**The problem**: Find every line in the records below that holds the word "Asked", and copy it out.

^^^^^^^^

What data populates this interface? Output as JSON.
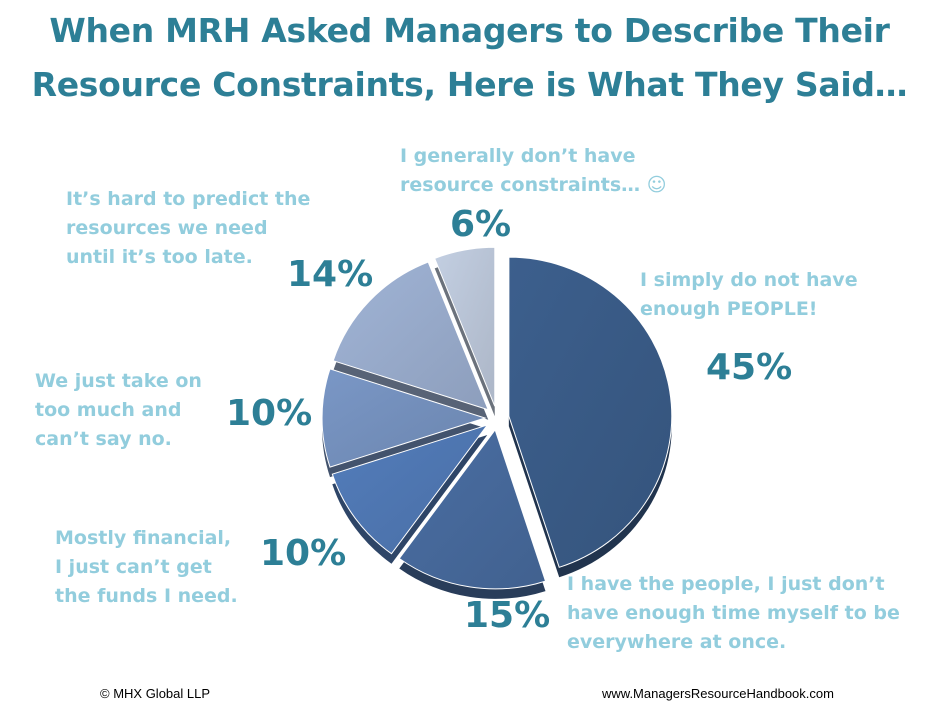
{
  "title": {
    "line1": "When MRH Asked Managers to Describe Their",
    "line2": "Resource Constraints, Here is What They Said…"
  },
  "chart_data": {
    "type": "pie",
    "title": "When MRH Asked Managers to Describe Their Resource Constraints, Here is What They Said…",
    "slices": [
      {
        "value": 45,
        "percent_label": "45%",
        "label_lines": [
          "I simply do not have",
          "enough PEOPLE!"
        ],
        "color": "#3c5f8d"
      },
      {
        "value": 15,
        "percent_label": "15%",
        "label_lines": [
          "I have the people, I just don’t",
          "have enough time myself to be",
          "everywhere at once."
        ],
        "color": "#4a6ea3"
      },
      {
        "value": 10,
        "percent_label": "10%",
        "label_lines": [
          "Mostly financial,",
          "I just can’t get",
          "the funds I need."
        ],
        "color": "#537dbb"
      },
      {
        "value": 10,
        "percent_label": "10%",
        "label_lines": [
          "We just take on",
          "too much and",
          "can’t say no."
        ],
        "color": "#7a97c6"
      },
      {
        "value": 14,
        "percent_label": "14%",
        "label_lines": [
          "It’s hard to predict the",
          "resources we need",
          "until it’s too late."
        ],
        "color": "#a0b4d6"
      },
      {
        "value": 6,
        "percent_label": "6%",
        "label_lines": [
          "I generally don’t have",
          "resource constraints… ☺"
        ],
        "color": "#c3cfe2"
      }
    ]
  },
  "footer": {
    "copyright": "© MHX Global LLP",
    "url": "www.ManagersResourceHandbook.com"
  }
}
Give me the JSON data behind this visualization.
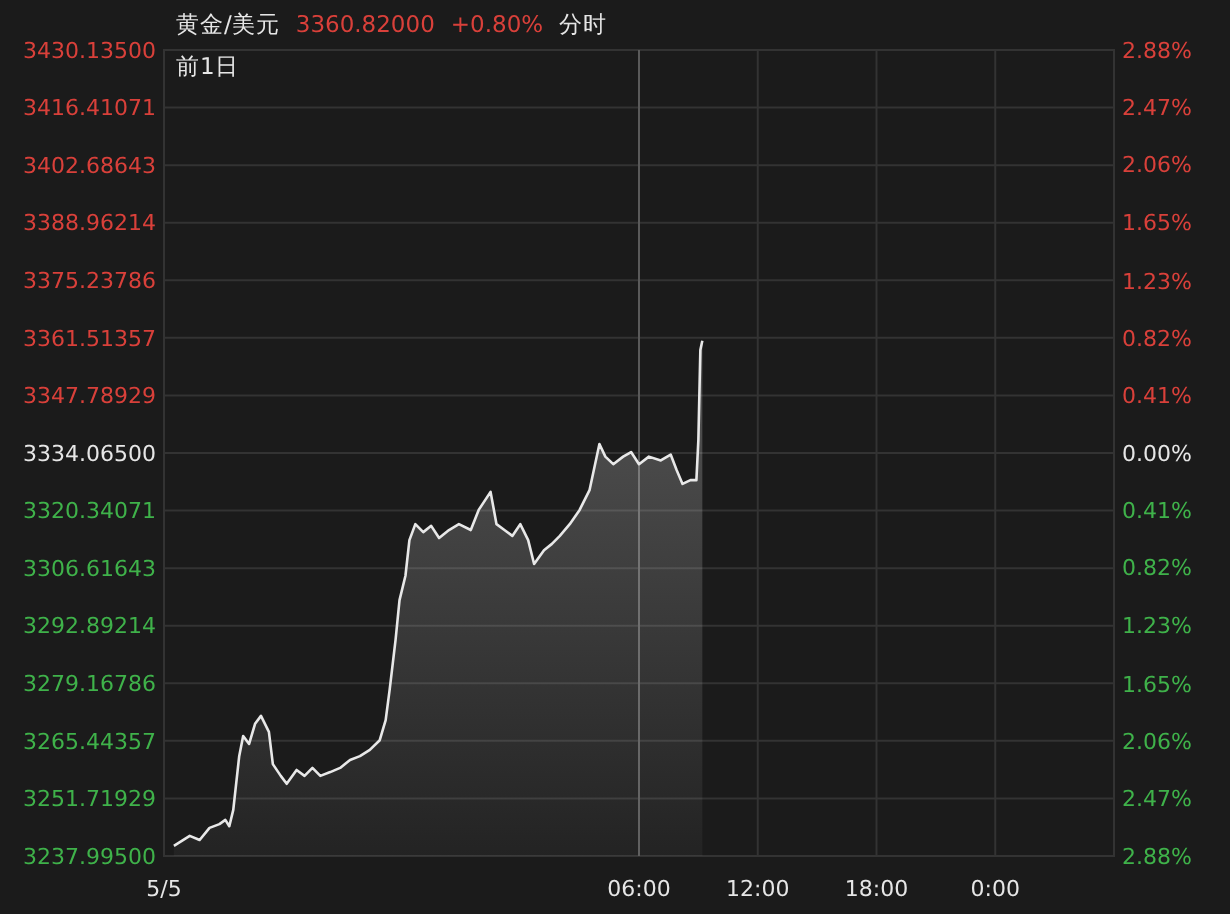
{
  "chart_data": {
    "type": "area",
    "title": "黄金/美元",
    "subtitle": "前1日",
    "annotations": [
      "3360.82000",
      "+0.80%",
      "分时"
    ],
    "x": [
      "--05-05T06:30",
      "--05-05T07:18",
      "--05-05T07:48",
      "--05-05T08:18",
      "--05-05T08:48",
      "--05-05T09:06",
      "--05-05T09:18",
      "--05-05T09:30",
      "--05-05T09:48",
      "--05-05T10:00",
      "--05-05T10:18",
      "--05-05T10:36",
      "--05-05T10:54",
      "--05-05T11:18",
      "--05-05T11:30",
      "--05-05T11:54",
      "--05-05T12:12",
      "--05-05T12:42",
      "--05-05T13:06",
      "--05-05T13:30",
      "--05-05T13:54",
      "--05-05T14:24",
      "--05-05T14:54",
      "--05-05T15:24",
      "--05-05T15:54",
      "--05-05T16:24",
      "--05-05T16:54",
      "--05-05T17:12",
      "--05-05T17:24",
      "--05-05T17:42",
      "--05-05T17:54",
      "--05-05T18:12",
      "--05-05T18:24",
      "--05-05T18:42",
      "--05-05T19:06",
      "--05-05T19:30",
      "--05-05T19:54",
      "--05-05T20:24",
      "--05-05T20:54",
      "--05-05T21:30",
      "--05-05T21:54",
      "--05-05T22:30",
      "--05-05T22:48",
      "--05-05T23:12",
      "--05-05T23:36",
      "--05-06T00:00",
      "--05-06T00:24",
      "--05-06T00:42",
      "--05-06T01:12",
      "--05-06T01:36",
      "--05-06T02:00",
      "--05-06T02:30",
      "--05-06T03:00",
      "--05-06T03:30",
      "--05-06T04:00",
      "--05-06T04:18",
      "--05-06T04:42",
      "--05-06T05:12",
      "--05-06T05:36",
      "--05-06T06:00",
      "--05-06T06:30",
      "--05-06T07:06",
      "--05-06T07:36",
      "--05-06T07:54",
      "--05-06T08:12",
      "--05-06T08:36",
      "--05-06T08:54",
      "--05-06T09:00",
      "--05-06T09:06",
      "--05-06T09:12"
    ],
    "series": [
      {
        "color": "#e8e8e8",
        "values": [
          3240.4,
          3242.8,
          3241.8,
          3244.7,
          3245.6,
          3246.6,
          3245.1,
          3249.0,
          3261.8,
          3266.6,
          3264.7,
          3269.5,
          3271.4,
          3267.6,
          3259.9,
          3257.1,
          3255.2,
          3258.5,
          3257.1,
          3259.0,
          3257.1,
          3258.0,
          3259.0,
          3260.9,
          3261.8,
          3263.3,
          3265.6,
          3270.4,
          3277.6,
          3289.5,
          3299.0,
          3304.8,
          3313.3,
          3317.1,
          3315.2,
          3316.7,
          3313.8,
          3315.7,
          3317.1,
          3315.7,
          3320.5,
          3324.8,
          3317.1,
          3315.7,
          3314.3,
          3317.1,
          3313.3,
          3307.6,
          3310.9,
          3312.4,
          3314.3,
          3317.1,
          3320.5,
          3325.2,
          3336.2,
          3333.2,
          3331.4,
          3333.2,
          3334.3,
          3331.4,
          3333.2,
          3332.3,
          3333.7,
          3330.0,
          3326.7,
          3327.6,
          3327.6,
          3337.2,
          3358.6,
          3360.8
        ]
      }
    ],
    "xlim": [
      "--05-05T06:00",
      "--05-07T06:00"
    ],
    "xticks": [
      {
        "value": "--05-05T06:00",
        "label": "5/5"
      },
      {
        "value": "--05-06T06:00",
        "label": "06:00"
      },
      {
        "value": "--05-06T12:00",
        "label": "12:00"
      },
      {
        "value": "--05-06T18:00",
        "label": "18:00"
      },
      {
        "value": "--05-07T00:00",
        "label": "0:00"
      }
    ],
    "ylim": [
      3237.995,
      3430.135
    ],
    "yticks": [
      {
        "value": 3237.995,
        "label": "3237.99500"
      },
      {
        "value": 3251.71929,
        "label": "3251.71929"
      },
      {
        "value": 3265.44357,
        "label": "3265.44357"
      },
      {
        "value": 3279.16786,
        "label": "3279.16786"
      },
      {
        "value": 3292.89214,
        "label": "3292.89214"
      },
      {
        "value": 3306.61643,
        "label": "3306.61643"
      },
      {
        "value": 3320.34071,
        "label": "3320.34071"
      },
      {
        "value": 3334.065,
        "label": "3334.06500"
      },
      {
        "value": 3347.78929,
        "label": "3347.78929"
      },
      {
        "value": 3361.51357,
        "label": "3361.51357"
      },
      {
        "value": 3375.23786,
        "label": "3375.23786"
      },
      {
        "value": 3388.96214,
        "label": "3388.96214"
      },
      {
        "value": 3402.68643,
        "label": "3402.68643"
      },
      {
        "value": 3416.41071,
        "label": "3416.41071"
      },
      {
        "value": 3430.135,
        "label": "3430.13500"
      }
    ],
    "y2lim": [
      -2.88,
      2.88
    ],
    "y2ticks": [
      {
        "value": -2.88,
        "label": "2.88%"
      },
      {
        "value": -2.47,
        "label": "2.47%"
      },
      {
        "value": -2.06,
        "label": "2.06%"
      },
      {
        "value": -1.65,
        "label": "1.65%"
      },
      {
        "value": -1.23,
        "label": "1.23%"
      },
      {
        "value": -0.82,
        "label": "0.82%"
      },
      {
        "value": -0.41,
        "label": "0.41%"
      },
      {
        "value": 0,
        "label": "0.00%"
      },
      {
        "value": 0.41,
        "label": "0.41%"
      },
      {
        "value": 0.82,
        "label": "0.82%"
      },
      {
        "value": 1.23,
        "label": "1.23%"
      },
      {
        "value": 1.65,
        "label": "1.65%"
      },
      {
        "value": 2.06,
        "label": "2.06%"
      },
      {
        "value": 2.47,
        "label": "2.47%"
      },
      {
        "value": 2.88,
        "label": "2.88%"
      }
    ],
    "ref_lines": [
      {
        "axis": "x",
        "value": "--05-06T06:00",
        "color": "#5a5a5a"
      }
    ],
    "grid": true
  }
}
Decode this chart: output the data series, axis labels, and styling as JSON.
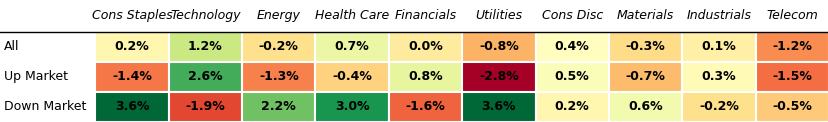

^^^^^^^^

**Final result**:
    "line1": "When MRH Asked Managers to Describe Their",
    "title": "When MRH Asked Managers to Describe Their Resource Constraints, Here is What They Said…",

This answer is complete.